==== GIVEN RECORDS ====

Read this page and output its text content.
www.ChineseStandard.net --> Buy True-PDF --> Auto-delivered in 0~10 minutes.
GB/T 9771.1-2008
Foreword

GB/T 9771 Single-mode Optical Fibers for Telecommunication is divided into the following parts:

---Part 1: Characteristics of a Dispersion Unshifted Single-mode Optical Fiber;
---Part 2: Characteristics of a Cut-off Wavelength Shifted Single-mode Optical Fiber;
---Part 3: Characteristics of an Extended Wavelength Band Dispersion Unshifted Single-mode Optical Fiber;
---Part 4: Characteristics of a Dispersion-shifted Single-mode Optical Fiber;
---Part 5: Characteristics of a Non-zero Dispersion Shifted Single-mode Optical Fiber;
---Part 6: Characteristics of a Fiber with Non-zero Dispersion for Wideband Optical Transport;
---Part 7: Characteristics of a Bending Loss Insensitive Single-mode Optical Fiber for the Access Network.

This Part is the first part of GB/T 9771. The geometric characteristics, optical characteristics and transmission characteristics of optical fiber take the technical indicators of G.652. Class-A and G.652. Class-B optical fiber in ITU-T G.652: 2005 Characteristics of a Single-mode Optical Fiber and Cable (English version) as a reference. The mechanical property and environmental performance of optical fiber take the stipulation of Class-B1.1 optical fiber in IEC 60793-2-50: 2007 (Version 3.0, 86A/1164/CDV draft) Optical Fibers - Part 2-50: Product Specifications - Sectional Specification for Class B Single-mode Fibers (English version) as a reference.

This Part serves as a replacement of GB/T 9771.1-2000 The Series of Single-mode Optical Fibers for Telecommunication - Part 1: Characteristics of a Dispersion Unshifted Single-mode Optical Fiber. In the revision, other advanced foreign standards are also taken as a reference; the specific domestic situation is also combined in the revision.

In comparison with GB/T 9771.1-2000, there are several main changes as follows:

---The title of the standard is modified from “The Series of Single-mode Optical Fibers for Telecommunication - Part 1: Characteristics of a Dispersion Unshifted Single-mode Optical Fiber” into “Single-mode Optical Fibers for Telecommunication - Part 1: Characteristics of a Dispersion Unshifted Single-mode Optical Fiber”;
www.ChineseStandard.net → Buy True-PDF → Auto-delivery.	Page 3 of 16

====
==== GIVEN RECORDS ====

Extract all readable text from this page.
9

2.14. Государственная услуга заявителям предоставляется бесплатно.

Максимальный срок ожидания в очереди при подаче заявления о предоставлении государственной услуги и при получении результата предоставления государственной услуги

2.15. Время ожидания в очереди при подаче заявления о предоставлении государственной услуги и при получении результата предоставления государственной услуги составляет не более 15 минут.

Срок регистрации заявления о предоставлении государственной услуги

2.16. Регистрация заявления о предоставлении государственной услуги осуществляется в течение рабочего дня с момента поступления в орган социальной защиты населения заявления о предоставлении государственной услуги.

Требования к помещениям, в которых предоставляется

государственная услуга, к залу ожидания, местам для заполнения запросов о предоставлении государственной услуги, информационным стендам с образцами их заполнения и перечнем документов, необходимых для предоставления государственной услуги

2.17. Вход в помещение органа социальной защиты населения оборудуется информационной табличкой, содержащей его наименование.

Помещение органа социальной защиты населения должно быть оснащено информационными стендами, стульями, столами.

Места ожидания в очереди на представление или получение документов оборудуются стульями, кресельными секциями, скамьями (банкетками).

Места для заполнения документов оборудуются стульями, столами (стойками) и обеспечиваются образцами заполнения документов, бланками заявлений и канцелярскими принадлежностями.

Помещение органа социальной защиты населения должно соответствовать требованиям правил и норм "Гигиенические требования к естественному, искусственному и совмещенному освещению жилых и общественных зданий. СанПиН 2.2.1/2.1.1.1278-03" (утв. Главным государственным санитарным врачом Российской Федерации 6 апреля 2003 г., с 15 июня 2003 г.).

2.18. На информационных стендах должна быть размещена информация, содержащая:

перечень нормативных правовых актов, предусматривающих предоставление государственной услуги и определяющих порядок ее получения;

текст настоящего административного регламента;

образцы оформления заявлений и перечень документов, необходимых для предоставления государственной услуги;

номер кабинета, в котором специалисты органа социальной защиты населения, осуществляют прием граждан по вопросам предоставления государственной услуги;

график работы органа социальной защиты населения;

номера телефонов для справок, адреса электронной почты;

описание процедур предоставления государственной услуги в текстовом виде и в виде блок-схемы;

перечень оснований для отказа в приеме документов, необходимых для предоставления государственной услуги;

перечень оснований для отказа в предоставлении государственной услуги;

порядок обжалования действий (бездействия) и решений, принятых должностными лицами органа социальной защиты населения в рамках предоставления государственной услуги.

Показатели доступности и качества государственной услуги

====

TO BE DONE: Copy each line of the listing in which the word "Wavelength" can be found.

EXERCISE SOLUTION:
---Part 2: Characteristics of a Cut-off Wavelength Shifted Single-mode Optical Fiber;
---Part 3: Characteristics of an Extended Wavelength Band Dispersion Unshifted Single-mode Optical Fiber;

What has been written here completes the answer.